::: Raw data :::
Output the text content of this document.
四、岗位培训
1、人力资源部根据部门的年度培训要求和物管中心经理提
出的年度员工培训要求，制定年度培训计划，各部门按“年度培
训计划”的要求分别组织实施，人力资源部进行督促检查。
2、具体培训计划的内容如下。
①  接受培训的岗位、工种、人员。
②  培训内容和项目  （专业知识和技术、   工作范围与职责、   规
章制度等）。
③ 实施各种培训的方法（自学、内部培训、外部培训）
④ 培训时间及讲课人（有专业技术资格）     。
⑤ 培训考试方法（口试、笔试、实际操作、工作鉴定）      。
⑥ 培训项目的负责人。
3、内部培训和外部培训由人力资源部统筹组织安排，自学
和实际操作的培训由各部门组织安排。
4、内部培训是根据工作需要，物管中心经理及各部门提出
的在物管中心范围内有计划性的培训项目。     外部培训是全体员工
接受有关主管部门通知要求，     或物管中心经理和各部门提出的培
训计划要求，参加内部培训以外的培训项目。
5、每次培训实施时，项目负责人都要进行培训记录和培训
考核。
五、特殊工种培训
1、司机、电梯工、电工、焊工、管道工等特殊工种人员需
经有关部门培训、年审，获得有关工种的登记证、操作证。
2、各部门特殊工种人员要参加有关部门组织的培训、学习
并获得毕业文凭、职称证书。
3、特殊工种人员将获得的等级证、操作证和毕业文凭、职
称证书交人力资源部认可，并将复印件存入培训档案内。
:::
Reproduce each entry above exactly, keeping every word.

[Task answer]:
Output the text content of this document.
四、岗位培训
1、人力资源部根据部门的年度培训要求和物管中心经理提
出的年度员工培训要求，制定年度培训计划，各部门按“年度培
训计划”的要求分别组织实施，人力资源部进行督促检查。
2、具体培训计划的内容如下。
①  接受培训的岗位、工种、人员。
②  培训内容和项目  （专业知识和技术、   工作范围与职责、   规
章制度等）。
③ 实施各种培训的方法（自学、内部培训、外部培训）
④ 培训时间及讲课人（有专业技术资格）     。
⑤ 培训考试方法（口试、笔试、实际操作、工作鉴定）      。
⑥ 培训项目的负责人。
3、内部培训和外部培训由人力资源部统筹组织安排，自学
和实际操作的培训由各部门组织安排。
4、内部培训是根据工作需要，物管中心经理及各部门提出
的在物管中心范围内有计划性的培训项目。     外部培训是全体员工
接受有关主管部门通知要求，     或物管中心经理和各部门提出的培
训计划要求，参加内部培训以外的培训项目。
5、每次培训实施时，项目负责人都要进行培训记录和培训
考核。
五、特殊工种培训
1、司机、电梯工、电工、焊工、管道工等特殊工种人员需
经有关部门培训、年审，获得有关工种的登记证、操作证。
2、各部门特殊工种人员要参加有关部门组织的培训、学习
并获得毕业文凭、职称证书。
3、特殊工种人员将获得的等级证、操作证和毕业文凭、职
称证书交人力资源部认可，并将复印件存入培训档案内。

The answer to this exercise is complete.